» **Stated problem**: Find the word "ejecución" in the listing; pull out each line holding it.

(Dataset entries)
_ _ _ _ _
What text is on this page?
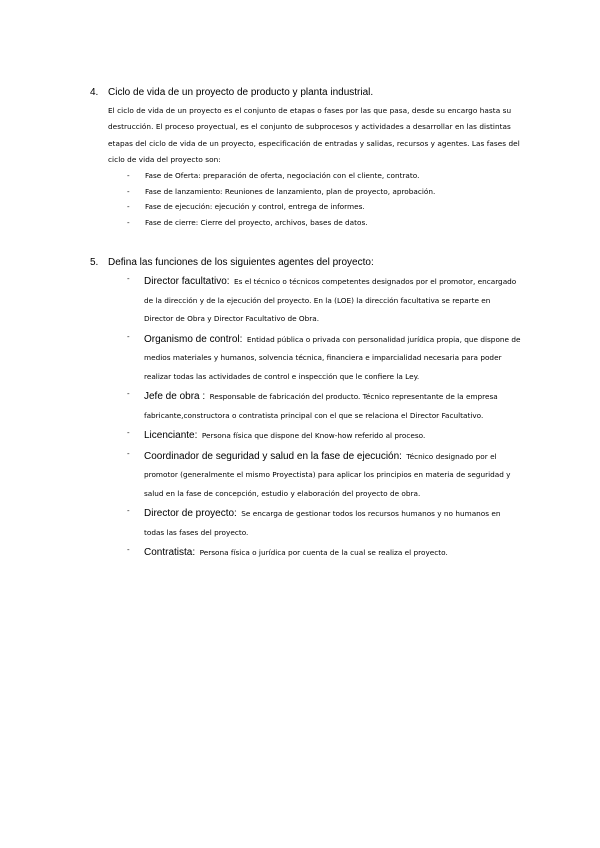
4. Ciclo de vida de un proyecto de producto y planta industrial.

El ciclo de vida de un proyecto es el conjunto de etapas o fases por las que pasa, desde su encargo hasta su destrucción. El proceso proyectual, es el conjunto de subprocesos y actividades a desarrollar en las distintas etapas del ciclo de vida de un proyecto, especificación de entradas y salidas, recursos y agentes. Las fases del ciclo de vida del proyecto son:

- Fase de Oferta: preparación de oferta, negociación con el cliente, contrato.
- Fase de lanzamiento: Reuniones de lanzamiento, plan de proyecto, aprobación.
- Fase de ejecución: ejecución y control, entrega de informes.
- Fase de cierre: Cierre del proyecto, archivos, bases de datos.

5. Defina las funciones de los siguientes agentes del proyecto:

- Director facultativo: Es el técnico o técnicos competentes designados por el promotor, encargado de la dirección y de la ejecución del proyecto. En la (LOE) la dirección facultativa se reparte en Director de Obra y Director Facultativo de Obra.
- Organismo de control: Entidad pública o privada con personalidad jurídica propia, que dispone de medios materiales y humanos, solvencia técnica, financiera e imparcialidad necesaria para poder realizar todas las actividades de control e inspección que le confiere la Ley.
- Jefe de obra : Responsable de fabricación del producto. Técnico representante de la empresa fabricante,constructora o contratista principal con el que se relaciona el Director Facultativo.
- Licenciante: Persona física que dispone del Know-how referido al proceso.
- Coordinador de seguridad y salud en la fase de ejecución: Técnico designado por el promotor (generalmente el mismo Proyectista) para aplicar los principios en materia de seguridad y salud en la fase de concepción, estudio y elaboración del proyecto de obra.
- Director de proyecto: Se encarga de gestionar todos los recursos humanos y no humanos en todas las fases del proyecto.
- Contratista: Persona física o jurídica por cuenta de la cual se realiza el proyecto.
_ _ _ _ _
» **Solution to the problem**:
- Fase de ejecución: ejecución y control, entrega de informes.
- Director facultativo: Es el técnico o técnicos competentes designados por el promotor, encargado de la dirección y de la ejecución del proyecto. En la (LOE) la dirección facultativa se reparte en Director de Obra y Director Facultativo de Obra.
- Coordinador de seguridad y salud en la fase de ejecución: Técnico designado por el promotor (generalmente el mismo Proyectista) para aplicar los principios en materia de seguridad y salud en la fase de concepción, estudio y elaboración del proyecto de obra.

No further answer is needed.